▶ [Exercise prompt]: Scan the material below for the string "Banjarmasin", and copy every line where it shows up.
═════ Data supplied ═════
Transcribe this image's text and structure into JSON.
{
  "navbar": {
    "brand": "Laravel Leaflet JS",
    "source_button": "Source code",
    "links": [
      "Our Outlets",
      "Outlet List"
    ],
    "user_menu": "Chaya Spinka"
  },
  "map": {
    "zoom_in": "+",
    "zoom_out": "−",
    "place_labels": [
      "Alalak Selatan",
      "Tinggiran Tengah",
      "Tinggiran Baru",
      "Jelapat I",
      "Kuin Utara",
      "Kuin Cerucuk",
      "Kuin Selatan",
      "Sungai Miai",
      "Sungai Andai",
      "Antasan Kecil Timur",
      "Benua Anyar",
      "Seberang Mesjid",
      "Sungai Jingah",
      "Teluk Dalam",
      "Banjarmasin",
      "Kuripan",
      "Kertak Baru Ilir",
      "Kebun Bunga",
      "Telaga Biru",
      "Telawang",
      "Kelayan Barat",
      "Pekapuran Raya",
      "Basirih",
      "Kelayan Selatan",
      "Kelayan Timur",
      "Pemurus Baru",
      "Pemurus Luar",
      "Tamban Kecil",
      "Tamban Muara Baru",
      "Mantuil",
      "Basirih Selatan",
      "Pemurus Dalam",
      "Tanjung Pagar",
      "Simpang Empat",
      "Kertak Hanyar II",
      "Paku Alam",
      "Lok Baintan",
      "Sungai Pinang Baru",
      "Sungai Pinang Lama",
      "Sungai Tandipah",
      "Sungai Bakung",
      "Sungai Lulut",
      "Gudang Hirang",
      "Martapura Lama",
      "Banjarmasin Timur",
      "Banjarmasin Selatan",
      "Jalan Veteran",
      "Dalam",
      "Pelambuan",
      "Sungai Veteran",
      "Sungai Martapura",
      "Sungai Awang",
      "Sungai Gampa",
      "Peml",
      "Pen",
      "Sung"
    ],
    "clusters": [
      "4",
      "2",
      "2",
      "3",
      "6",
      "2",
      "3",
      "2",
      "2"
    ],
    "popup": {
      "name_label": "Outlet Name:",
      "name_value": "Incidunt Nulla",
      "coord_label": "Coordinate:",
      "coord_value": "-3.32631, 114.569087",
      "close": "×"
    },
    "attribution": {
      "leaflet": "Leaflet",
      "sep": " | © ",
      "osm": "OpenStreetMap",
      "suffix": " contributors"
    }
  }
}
═════
▶ [The reply]:
      "Banjarmasin",
      "Banjarmasin Timur",
      "Banjarmasin Selatan",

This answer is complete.